Where a line contains the word "title", copy that line in full.

----- DATASET CONTENT -----

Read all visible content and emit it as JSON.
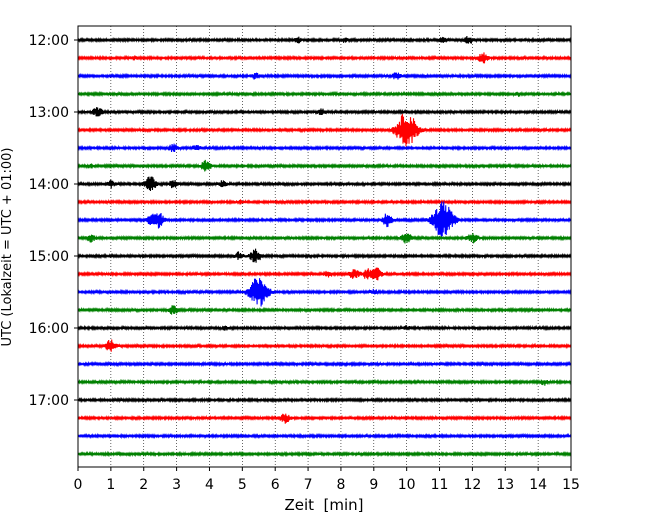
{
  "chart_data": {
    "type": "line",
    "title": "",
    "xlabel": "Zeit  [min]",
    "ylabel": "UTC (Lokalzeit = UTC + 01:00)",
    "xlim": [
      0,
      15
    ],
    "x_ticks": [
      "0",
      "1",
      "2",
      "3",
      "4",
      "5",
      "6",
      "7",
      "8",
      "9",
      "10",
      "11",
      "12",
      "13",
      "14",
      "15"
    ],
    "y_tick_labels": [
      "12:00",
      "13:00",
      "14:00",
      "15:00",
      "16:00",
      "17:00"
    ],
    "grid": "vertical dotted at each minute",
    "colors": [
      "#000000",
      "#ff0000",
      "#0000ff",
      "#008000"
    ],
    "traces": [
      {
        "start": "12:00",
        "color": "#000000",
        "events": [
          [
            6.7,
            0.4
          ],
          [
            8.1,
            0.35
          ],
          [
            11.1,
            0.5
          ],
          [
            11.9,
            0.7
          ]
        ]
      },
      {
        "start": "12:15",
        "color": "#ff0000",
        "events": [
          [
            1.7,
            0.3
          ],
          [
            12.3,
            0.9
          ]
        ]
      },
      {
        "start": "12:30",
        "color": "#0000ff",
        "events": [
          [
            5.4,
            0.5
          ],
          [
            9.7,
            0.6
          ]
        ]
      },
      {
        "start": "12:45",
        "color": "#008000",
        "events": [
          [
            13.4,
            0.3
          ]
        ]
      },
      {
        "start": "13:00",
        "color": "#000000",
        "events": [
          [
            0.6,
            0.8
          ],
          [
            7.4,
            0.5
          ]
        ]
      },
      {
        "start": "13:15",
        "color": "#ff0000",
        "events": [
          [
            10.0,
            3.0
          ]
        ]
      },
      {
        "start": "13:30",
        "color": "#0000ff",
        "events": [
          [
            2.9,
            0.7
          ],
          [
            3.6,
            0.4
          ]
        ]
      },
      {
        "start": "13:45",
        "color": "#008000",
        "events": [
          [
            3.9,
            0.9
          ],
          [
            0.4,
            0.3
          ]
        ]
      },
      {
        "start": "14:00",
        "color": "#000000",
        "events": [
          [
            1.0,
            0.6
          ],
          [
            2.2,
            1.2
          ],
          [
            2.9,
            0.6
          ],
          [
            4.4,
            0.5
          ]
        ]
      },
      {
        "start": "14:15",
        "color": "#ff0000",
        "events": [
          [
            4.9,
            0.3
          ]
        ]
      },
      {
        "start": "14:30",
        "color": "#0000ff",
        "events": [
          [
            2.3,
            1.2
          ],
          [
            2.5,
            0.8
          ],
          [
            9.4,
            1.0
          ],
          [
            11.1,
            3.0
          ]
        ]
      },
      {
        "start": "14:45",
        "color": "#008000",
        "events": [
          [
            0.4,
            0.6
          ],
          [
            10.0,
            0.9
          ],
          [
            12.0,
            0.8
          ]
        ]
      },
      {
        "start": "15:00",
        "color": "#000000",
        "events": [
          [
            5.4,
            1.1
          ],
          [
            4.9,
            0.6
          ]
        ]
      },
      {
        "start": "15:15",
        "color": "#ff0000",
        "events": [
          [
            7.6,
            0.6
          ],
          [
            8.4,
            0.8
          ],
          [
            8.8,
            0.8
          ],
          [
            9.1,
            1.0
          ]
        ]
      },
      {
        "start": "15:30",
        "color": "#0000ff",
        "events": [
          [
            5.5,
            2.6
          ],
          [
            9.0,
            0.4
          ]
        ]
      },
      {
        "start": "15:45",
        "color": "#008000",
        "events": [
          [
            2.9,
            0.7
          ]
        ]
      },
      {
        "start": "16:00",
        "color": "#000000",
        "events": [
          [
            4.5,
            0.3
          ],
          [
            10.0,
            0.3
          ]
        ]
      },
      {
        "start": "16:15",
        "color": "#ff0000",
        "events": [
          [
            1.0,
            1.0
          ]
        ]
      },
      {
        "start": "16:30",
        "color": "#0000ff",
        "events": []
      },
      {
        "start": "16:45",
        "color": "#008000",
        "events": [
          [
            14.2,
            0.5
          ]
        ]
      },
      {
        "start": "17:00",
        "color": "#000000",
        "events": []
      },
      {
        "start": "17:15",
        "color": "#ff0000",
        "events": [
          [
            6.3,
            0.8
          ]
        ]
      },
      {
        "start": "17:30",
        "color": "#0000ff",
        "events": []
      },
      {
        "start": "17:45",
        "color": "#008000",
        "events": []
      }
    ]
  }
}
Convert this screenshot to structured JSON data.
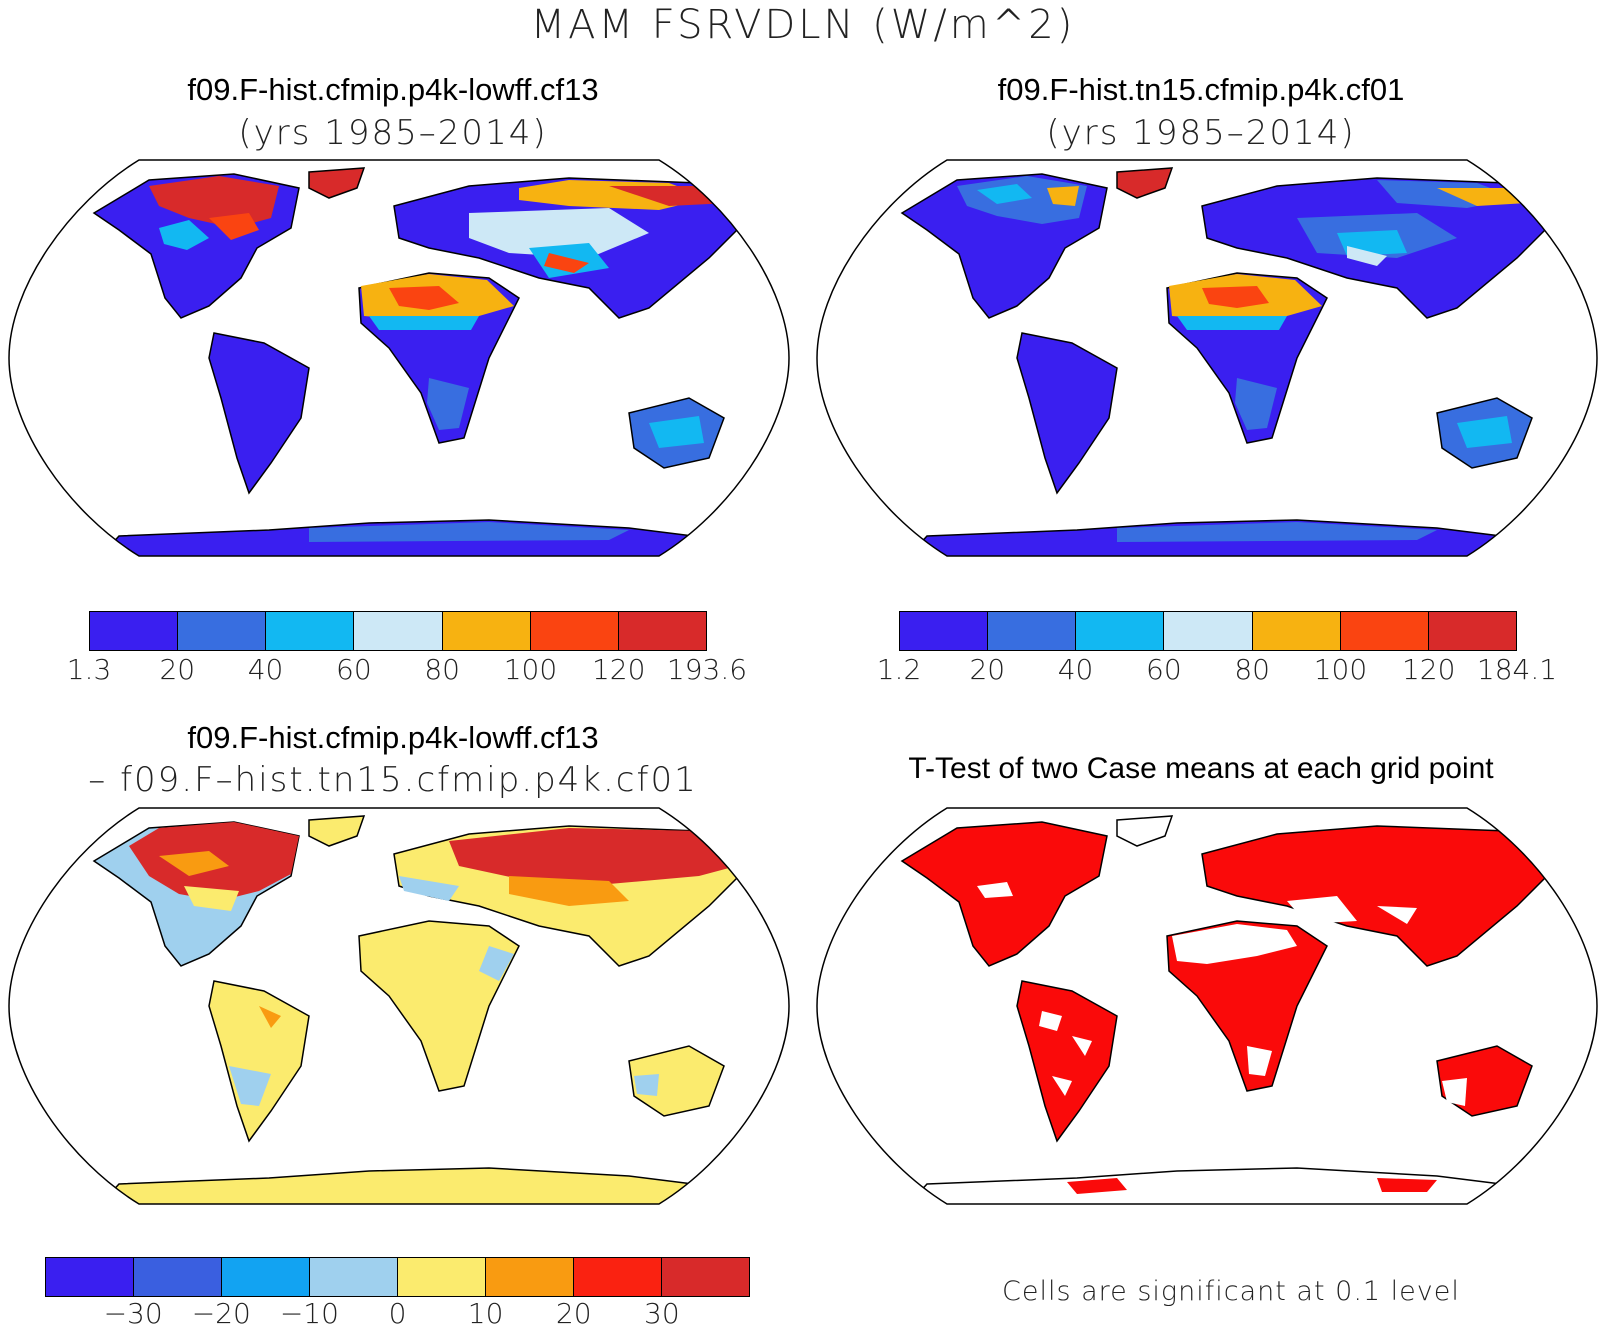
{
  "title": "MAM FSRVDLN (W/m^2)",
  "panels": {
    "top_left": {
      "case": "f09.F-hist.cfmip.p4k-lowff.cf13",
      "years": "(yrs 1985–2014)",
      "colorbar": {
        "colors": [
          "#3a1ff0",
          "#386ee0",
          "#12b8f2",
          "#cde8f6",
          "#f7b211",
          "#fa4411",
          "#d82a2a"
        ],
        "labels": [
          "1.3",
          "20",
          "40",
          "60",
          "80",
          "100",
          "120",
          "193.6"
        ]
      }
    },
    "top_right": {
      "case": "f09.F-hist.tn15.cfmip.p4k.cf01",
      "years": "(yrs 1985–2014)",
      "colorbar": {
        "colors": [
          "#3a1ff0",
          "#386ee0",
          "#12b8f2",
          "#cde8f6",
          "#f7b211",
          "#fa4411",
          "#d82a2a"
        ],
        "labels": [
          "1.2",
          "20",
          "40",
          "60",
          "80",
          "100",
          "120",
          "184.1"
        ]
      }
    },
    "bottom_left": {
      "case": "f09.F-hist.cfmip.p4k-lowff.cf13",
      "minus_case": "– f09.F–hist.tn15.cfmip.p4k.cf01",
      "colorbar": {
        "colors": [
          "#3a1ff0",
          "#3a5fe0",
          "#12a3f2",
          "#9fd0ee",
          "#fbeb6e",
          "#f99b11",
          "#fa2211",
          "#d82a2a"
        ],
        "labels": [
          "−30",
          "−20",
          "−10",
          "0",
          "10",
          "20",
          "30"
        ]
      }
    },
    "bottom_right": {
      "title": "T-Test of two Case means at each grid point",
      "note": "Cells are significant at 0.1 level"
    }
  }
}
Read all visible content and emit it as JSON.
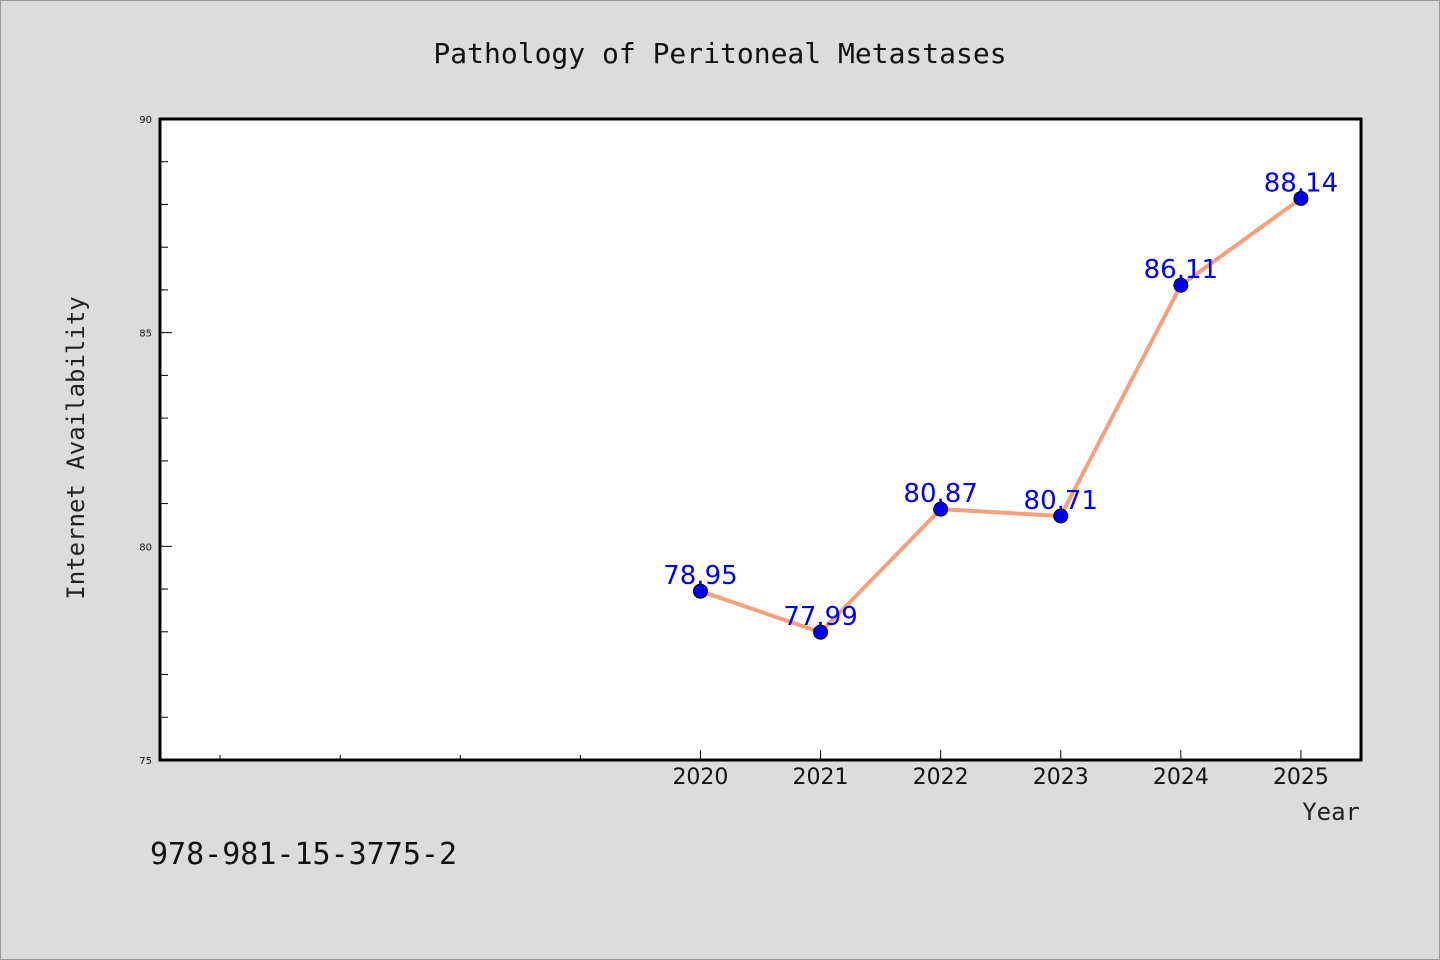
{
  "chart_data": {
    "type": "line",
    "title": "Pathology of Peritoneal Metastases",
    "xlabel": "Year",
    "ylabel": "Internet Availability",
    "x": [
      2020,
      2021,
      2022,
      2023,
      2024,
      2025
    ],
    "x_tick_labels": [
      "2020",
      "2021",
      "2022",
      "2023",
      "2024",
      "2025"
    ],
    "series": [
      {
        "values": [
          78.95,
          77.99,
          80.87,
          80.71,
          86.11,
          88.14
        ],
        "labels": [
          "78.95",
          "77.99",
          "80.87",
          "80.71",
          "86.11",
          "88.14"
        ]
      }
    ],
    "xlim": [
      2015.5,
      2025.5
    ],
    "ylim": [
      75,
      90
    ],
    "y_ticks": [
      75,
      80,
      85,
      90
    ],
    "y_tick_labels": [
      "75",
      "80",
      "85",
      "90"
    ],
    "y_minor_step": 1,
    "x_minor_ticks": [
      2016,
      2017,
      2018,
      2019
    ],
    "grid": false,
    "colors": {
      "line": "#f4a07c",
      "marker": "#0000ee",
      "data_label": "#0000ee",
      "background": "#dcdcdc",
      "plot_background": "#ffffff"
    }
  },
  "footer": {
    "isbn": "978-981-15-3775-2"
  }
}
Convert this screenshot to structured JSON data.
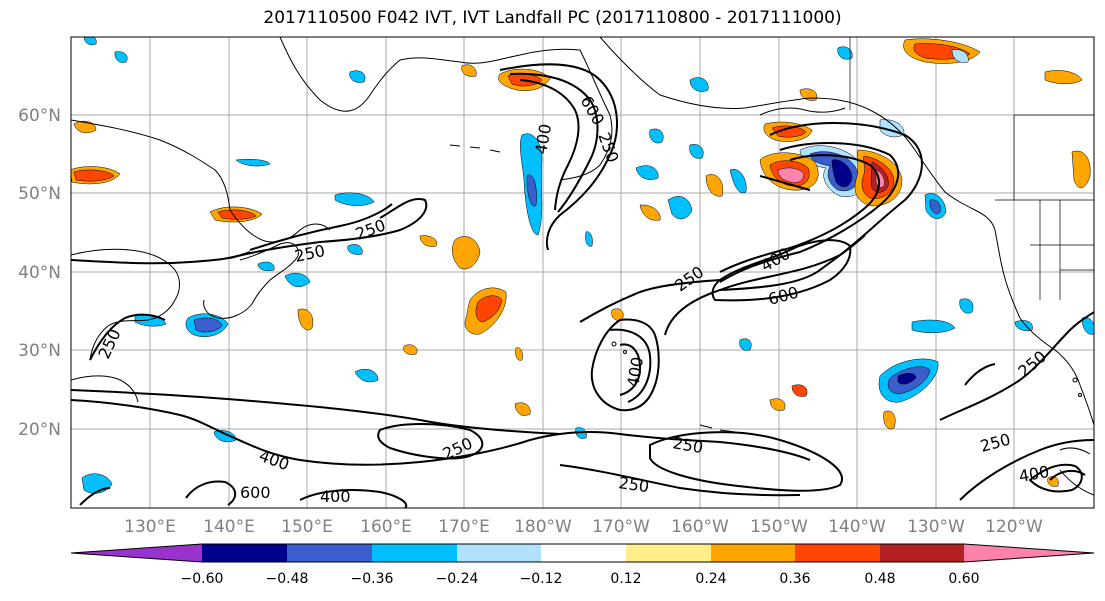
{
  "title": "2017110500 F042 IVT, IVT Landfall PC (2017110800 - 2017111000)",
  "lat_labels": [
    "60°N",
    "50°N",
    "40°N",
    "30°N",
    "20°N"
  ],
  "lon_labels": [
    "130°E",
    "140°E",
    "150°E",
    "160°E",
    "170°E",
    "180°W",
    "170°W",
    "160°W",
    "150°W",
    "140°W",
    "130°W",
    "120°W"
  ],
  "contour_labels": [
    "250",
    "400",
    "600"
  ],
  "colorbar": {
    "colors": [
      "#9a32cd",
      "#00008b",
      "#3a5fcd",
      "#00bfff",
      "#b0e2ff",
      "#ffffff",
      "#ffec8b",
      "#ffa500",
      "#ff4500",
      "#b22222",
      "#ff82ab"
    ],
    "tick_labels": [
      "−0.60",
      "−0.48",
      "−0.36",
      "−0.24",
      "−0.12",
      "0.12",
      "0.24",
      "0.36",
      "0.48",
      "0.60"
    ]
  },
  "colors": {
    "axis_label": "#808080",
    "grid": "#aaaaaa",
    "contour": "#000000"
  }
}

-----

▶ SOLUTION FOR THIS EXERCISE:
    "title": "",
  "title": "MAM FSRVDLN (W/m^2)",
      "title": "T-Test of two Case means at each grid point",
    "title": "Pathology of Peritoneal Metastases",
  "title": "2017110500 F042 IVT, IVT Landfall PC (2017110800 - 2017111000)",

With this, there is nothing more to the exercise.